#### EXERCISE DESCRIPTION
Look through the listing and locate every line containing the word "Flux"; copy those lines.
** start of LISTING **
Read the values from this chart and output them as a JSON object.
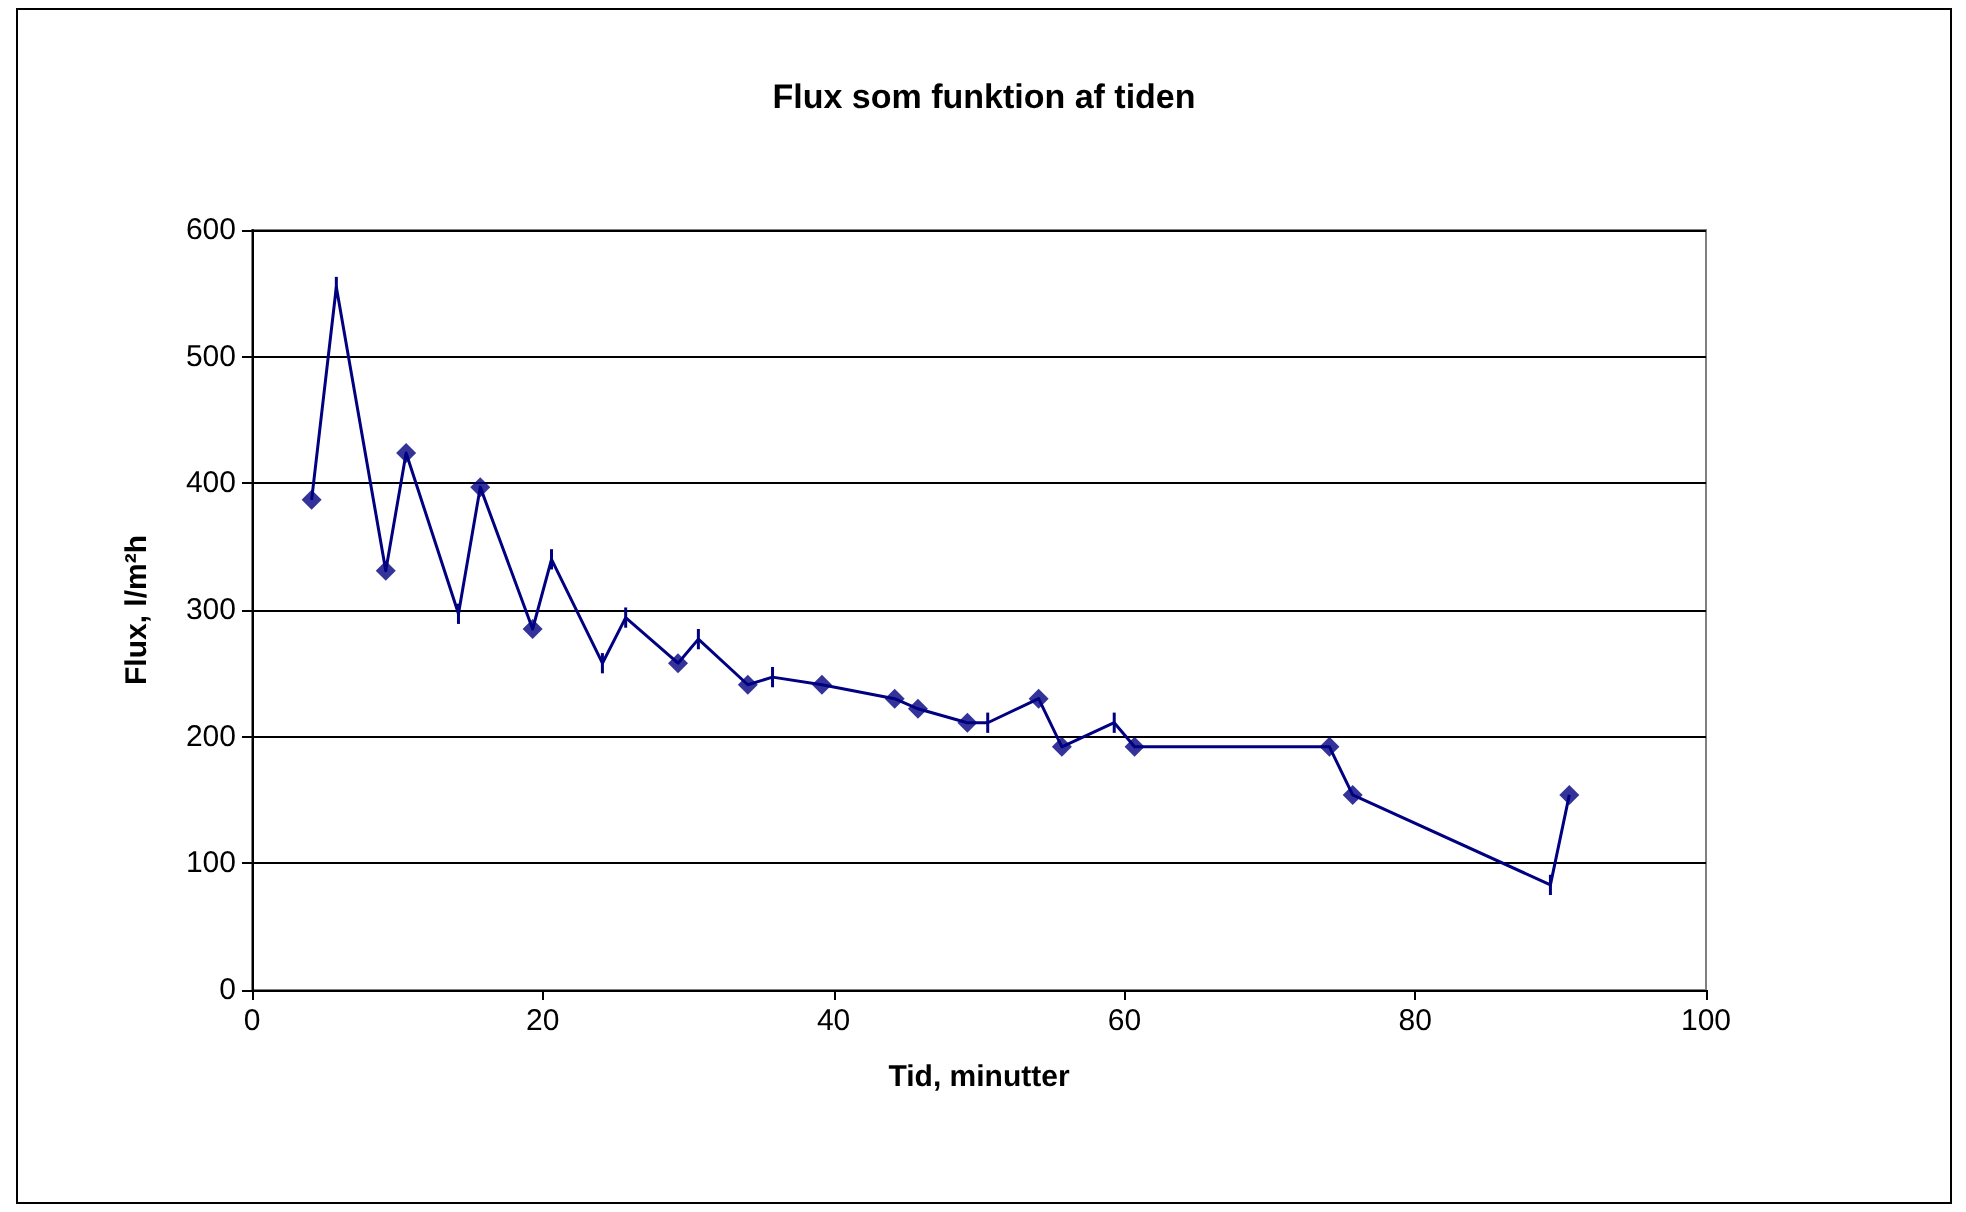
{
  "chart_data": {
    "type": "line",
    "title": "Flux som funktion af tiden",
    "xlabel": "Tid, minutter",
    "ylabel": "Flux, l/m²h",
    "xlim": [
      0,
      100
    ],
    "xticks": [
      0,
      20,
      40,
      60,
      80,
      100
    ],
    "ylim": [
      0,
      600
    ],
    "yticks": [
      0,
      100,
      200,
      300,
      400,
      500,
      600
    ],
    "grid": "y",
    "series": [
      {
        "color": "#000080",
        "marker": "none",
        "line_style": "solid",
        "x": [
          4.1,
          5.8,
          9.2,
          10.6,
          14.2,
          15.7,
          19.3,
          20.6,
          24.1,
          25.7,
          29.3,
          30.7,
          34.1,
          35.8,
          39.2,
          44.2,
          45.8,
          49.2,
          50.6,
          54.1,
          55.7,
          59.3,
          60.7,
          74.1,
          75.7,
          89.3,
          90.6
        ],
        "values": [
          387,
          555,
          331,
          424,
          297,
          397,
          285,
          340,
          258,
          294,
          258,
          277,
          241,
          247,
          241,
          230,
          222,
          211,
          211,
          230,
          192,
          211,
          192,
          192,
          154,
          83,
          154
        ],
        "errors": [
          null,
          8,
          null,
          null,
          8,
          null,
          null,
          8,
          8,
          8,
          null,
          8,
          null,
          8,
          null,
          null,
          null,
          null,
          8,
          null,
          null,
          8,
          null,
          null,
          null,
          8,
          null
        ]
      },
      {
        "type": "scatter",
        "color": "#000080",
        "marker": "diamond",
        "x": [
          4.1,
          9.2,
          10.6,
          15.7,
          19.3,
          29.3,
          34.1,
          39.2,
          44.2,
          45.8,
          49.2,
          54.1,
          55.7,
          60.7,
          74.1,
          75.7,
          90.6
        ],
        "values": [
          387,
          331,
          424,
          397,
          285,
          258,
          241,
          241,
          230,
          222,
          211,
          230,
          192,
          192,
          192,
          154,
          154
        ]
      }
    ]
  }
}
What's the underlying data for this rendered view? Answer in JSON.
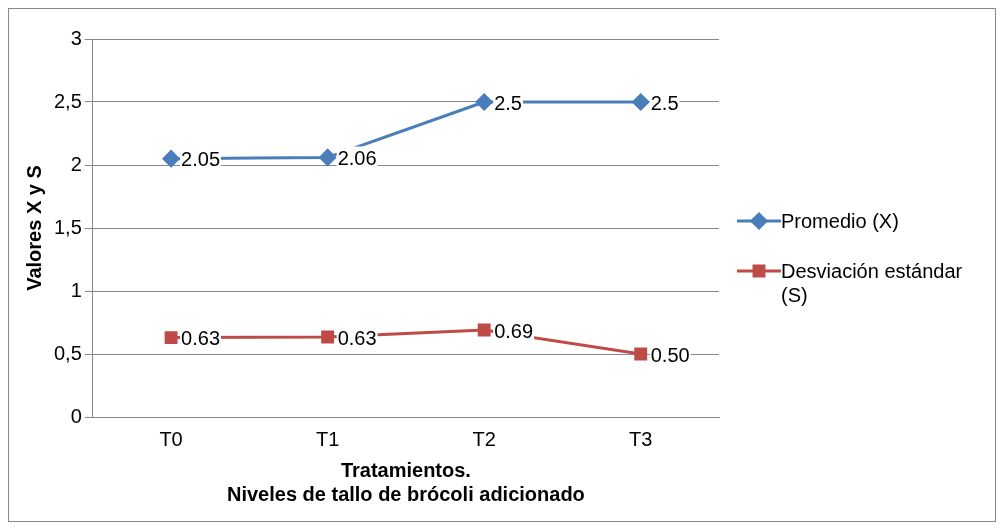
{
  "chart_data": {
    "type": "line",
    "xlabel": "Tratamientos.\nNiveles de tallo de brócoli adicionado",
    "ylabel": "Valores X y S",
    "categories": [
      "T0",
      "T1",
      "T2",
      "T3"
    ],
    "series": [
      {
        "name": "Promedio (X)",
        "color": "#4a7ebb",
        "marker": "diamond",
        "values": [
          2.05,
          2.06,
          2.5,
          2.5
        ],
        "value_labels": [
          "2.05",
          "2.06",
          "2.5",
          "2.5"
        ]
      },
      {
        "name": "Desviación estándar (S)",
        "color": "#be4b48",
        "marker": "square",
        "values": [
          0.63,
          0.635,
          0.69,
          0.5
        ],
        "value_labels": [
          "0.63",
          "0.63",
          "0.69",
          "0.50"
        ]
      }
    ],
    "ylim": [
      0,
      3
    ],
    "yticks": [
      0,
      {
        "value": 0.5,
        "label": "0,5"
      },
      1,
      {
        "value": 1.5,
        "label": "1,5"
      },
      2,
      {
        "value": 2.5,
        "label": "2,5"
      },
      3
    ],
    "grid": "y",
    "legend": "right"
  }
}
** end of LISTING **
#### WRITTEN ANSWER
    "title": "Flux som funktion af tiden",
    "ylabel": "Flux, l/m²h",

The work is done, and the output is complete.